What to produce – Search the material below for the string "活动方案及相关文稿撰写" and list each line that holds it.

[Dataset rows]
================

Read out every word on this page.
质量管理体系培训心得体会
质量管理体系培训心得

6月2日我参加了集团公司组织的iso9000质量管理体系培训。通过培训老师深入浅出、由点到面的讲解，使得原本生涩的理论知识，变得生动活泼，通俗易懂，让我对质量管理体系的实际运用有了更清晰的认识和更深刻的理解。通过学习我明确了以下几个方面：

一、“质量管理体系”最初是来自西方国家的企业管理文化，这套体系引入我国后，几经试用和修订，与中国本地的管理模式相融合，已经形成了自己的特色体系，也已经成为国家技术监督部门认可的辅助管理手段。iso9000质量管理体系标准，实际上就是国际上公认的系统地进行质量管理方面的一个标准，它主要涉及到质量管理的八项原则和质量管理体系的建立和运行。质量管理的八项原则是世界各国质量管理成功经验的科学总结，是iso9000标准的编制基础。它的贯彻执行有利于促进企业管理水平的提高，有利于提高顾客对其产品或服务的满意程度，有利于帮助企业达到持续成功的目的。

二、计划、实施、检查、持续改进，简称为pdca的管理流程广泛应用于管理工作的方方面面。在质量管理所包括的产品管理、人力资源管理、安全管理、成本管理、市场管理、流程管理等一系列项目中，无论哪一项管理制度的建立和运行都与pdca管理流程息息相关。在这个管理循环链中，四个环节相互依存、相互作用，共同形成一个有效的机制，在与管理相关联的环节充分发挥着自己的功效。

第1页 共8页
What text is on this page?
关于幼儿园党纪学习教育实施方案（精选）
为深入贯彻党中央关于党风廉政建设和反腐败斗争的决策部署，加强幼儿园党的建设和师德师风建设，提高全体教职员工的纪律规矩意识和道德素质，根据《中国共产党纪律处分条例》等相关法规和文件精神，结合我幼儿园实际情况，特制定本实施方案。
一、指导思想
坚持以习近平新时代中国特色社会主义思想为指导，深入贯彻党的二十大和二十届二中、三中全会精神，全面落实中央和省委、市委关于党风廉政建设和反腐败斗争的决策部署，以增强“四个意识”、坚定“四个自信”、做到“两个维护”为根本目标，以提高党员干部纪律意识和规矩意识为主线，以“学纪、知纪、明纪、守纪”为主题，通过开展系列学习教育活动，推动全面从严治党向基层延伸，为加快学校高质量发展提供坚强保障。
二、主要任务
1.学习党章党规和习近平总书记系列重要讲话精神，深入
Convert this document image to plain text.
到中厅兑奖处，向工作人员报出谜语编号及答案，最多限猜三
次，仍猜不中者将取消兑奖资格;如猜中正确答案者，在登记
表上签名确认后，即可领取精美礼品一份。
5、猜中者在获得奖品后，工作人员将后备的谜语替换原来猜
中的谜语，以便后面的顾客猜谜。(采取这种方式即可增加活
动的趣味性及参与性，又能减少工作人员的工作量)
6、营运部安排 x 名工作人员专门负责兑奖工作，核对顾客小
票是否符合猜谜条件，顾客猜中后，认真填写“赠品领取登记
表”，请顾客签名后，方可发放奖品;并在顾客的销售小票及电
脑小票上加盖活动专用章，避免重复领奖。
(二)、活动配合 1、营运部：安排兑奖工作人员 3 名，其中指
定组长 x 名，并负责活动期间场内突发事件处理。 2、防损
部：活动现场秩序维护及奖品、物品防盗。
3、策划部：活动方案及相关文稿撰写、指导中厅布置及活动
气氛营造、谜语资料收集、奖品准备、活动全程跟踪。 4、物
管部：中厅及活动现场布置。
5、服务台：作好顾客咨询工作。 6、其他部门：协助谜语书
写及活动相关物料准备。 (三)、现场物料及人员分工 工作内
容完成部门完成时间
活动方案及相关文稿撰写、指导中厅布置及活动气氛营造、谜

================

Exercise response –
3、策划部：活动方案及相关文稿撰写、指导中厅布置及活动
活动方案及相关文稿撰写、指导中厅布置及活动气氛营造、谜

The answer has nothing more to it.